Transcribe the entries that follow, word for word.

╭──

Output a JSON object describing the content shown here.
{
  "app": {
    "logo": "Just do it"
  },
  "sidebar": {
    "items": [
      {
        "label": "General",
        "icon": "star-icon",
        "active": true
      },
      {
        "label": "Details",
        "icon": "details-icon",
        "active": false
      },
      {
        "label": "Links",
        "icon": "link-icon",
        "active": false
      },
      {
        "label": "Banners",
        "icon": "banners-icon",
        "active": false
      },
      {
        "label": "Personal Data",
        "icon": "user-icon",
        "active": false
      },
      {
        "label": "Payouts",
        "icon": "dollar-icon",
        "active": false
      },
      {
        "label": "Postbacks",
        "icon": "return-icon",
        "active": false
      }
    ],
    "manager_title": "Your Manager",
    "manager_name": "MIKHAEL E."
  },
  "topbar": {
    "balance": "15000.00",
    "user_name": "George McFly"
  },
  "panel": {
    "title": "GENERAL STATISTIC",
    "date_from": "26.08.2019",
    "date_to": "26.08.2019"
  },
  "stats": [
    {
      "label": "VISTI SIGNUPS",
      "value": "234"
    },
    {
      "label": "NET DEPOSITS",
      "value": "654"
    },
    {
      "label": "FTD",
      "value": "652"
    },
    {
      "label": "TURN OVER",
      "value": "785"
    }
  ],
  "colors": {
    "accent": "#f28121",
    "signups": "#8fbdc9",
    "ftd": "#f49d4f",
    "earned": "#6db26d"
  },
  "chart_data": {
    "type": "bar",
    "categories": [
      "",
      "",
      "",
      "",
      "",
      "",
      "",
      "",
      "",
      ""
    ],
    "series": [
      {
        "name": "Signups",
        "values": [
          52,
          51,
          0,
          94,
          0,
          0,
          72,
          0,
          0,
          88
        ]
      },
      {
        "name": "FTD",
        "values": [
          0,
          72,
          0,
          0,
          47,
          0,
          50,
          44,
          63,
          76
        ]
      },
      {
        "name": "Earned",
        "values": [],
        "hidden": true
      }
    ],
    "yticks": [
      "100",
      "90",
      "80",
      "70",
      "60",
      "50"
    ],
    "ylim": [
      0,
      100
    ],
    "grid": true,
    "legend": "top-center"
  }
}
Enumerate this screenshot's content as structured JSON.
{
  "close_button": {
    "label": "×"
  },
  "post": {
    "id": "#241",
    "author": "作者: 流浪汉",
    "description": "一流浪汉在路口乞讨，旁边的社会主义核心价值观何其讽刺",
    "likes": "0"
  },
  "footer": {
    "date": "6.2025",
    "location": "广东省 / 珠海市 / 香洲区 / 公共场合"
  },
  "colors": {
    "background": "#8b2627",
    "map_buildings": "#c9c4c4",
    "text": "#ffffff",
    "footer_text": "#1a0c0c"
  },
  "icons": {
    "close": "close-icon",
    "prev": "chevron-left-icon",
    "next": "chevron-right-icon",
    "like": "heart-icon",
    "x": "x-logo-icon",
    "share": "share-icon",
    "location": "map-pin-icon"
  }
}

╰──

WRITTEN SOLUTION:
Output a JSON object describing the content shown here.
{
  "app": {
    "logo": "Just do it"
  },
  "sidebar": {
    "items": [
      {
        "label": "General",
        "icon": "star-icon",
        "active": true
      },
      {
        "label": "Details",
        "icon": "details-icon",
        "active": false
      },
      {
        "label": "Links",
        "icon": "link-icon",
        "active": false
      },
      {
        "label": "Banners",
        "icon": "banners-icon",
        "active": false
      },
      {
        "label": "Personal Data",
        "icon": "user-icon",
        "active": false
      },
      {
        "label": "Payouts",
        "icon": "dollar-icon",
        "active": false
      },
      {
        "label": "Postbacks",
        "icon": "return-icon",
        "active": false
      }
    ],
    "manager_title": "Your Manager",
    "manager_name": "MIKHAEL E."
  },
  "topbar": {
    "balance": "15000.00",
    "user_name": "George McFly"
  },
  "panel": {
    "title": "GENERAL STATISTIC",
    "date_from": "26.08.2019",
    "date_to": "26.08.2019"
  },
  "stats": [
    {
      "label": "VISTI SIGNUPS",
      "value": "234"
    },
    {
      "label": "NET DEPOSITS",
      "value": "654"
    },
    {
      "label": "FTD",
      "value": "652"
    },
    {
      "label": "TURN OVER",
      "value": "785"
    }
  ],
  "colors": {
    "accent": "#f28121",
    "signups": "#8fbdc9",
    "ftd": "#f49d4f",
    "earned": "#6db26d"
  },
  "chart_data": {
    "type": "bar",
    "categories": [
      "",
      "",
      "",
      "",
      "",
      "",
      "",
      "",
      "",
      ""
    ],
    "series": [
      {
        "name": "Signups",
        "values": [
          52,
          51,
          0,
          94,
          0,
          0,
          72,
          0,
          0,
          88
        ]
      },
      {
        "name": "FTD",
        "values": [
          0,
          72,
          0,
          0,
          47,
          0,
          50,
          44,
          63,
          76
        ]
      },
      {
        "name": "Earned",
        "values": [],
        "hidden": true
      }
    ],
    "yticks": [
      "100",
      "90",
      "80",
      "70",
      "60",
      "50"
    ],
    "ylim": [
      0,
      100
    ],
    "grid": true,
    "legend": "top-center"
  }
}
Enumerate this screenshot's content as structured JSON.
{
  "close_button": {
    "label": "×"
  },
  "post": {
    "id": "#241",
    "author": "作者: 流浪汉",
    "description": "一流浪汉在路口乞讨，旁边的社会主义核心价值观何其讽刺",
    "likes": "0"
  },
  "footer": {
    "date": "6.2025",
    "location": "广东省 / 珠海市 / 香洲区 / 公共场合"
  },
  "colors": {
    "background": "#8b2627",
    "map_buildings": "#c9c4c4",
    "text": "#ffffff",
    "footer_text": "#1a0c0c"
  },
  "icons": {
    "close": "close-icon",
    "prev": "chevron-left-icon",
    "next": "chevron-right-icon",
    "like": "heart-icon",
    "x": "x-logo-icon",
    "share": "share-icon",
    "location": "map-pin-icon"
  }
}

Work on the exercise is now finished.